(Dataset items)
____

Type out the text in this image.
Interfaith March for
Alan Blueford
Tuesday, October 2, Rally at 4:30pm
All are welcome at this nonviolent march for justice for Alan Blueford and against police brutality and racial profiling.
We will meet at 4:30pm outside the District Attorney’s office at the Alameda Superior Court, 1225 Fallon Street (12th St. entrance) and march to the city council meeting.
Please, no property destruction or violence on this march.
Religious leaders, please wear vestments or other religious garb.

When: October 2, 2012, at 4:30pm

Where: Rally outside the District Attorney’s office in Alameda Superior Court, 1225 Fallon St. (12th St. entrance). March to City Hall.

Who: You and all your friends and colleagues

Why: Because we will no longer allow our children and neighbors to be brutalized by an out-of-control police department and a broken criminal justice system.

____

◆ OBJECTIVE
Filter the entries down to the lines containing "District". Copy each of those lines.

◆ REPLY
We will meet at 4:30pm outside the District Attorney’s office at the Alameda Superior Court, 1225 Fallon Street (12th St. entrance) and march to the city council meeting.
Where: Rally outside the District Attorney’s office in Alameda Superior Court, 1225 Fallon St. (12th St. entrance). March to City Hall.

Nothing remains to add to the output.